What you will do:
1/ In the Baker v. Baker opinion, on what date did the magistrate issue the decision granting Stephens visitation?
2/ Do these statements agree with the Baker v. Baker opinion: (a) appellant was given custody of the child, (b) the father received visitation, (c) the court finds the Ohio statute unconstitutional? For each, answer yes or no and quote the words of the opinion that decide it.

Selected excerpt:
Baker v. Baker, Unpublished Decision (2-18-2003) ( 2003 )


Menu:
  • OPINION
    {¶ 1} Appellant, Lora Baker, appeals the decision of the Brown County Court of Common Pleas, Domestic Relations Division, to grant visitation to her child's paternal grandmother, appellee, Janet Stephens.

    {¶ 2} In 1998, appellant and the child's father, Kevin Baker ("the father"), were nearing the completion of their divorce proceedings. Stephens filed a motion to intervene and request for visitation, pursuant to R.C. 3109.051. Appellant was awarded custody of the child, and no visitation was granted to the father. The child has multiple disabilities, including the need for breathing treatments. Appellant opposed any visitation by Stephens.

    {¶ 3} The trial court held a hearing on Stephens' visitation request and the magistrate issued a decision on September 9, 2000, granting Stephens visitation. The trial court overruled appellant's objections by entry on March 6, 2002. Appellant appeals the decision, setting forth the following assignment of error:

    {¶ 4} "The court erred when it granted visitation rights to a non-parent against the wishes of a parent because said decision was unconstitutional and was contrary to the ruling of the U.S. Supreme Court in Troxel v. Granville (2000)[,] 120 S.Ct. 2054."

    {¶ 5} Appellant argues that the visitation order was an infringement of her constitutional rights because the trial court considered her to be a fit parent and the order was against her wishes. Appellant emphasizes that her appeal centers on the U.S. Supreme Court decision in Troxel v. Granville (2000), 530 U.S. 57, 120 S.Ct. 2054.

    {¶ 6} The Troxel case involved the application of a Washington state nonparent visitation statute. The Washington statute essentially allowed any party to seek visitation at any time as long as the trial court found the visitation in the child's best interest.

    {¶ 7} To the extent that we interpret appellant's assignment to attack the constitutionality of R.C. 3109.051, we do not agree with appellant that the Ohio statute is unconstitutional.

Given information:

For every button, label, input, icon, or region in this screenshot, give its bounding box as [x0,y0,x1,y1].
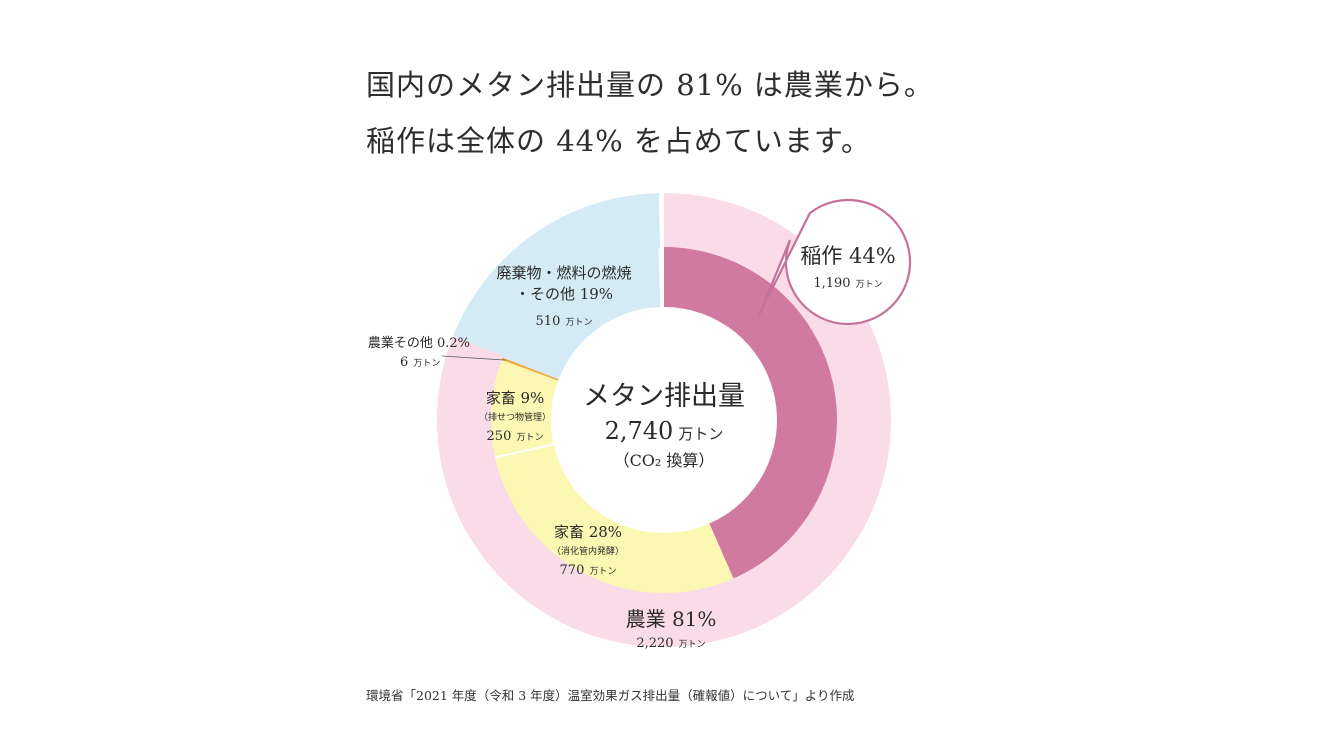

Solutions to each task:
1/ September 9, 2000

2/
(a) Yes: "Appellant was awarded custody of the child"
(b) No: "no visitation was granted to the father"
(c) No: "we do not agree with appellant that the Ohio statute is unconstitutional"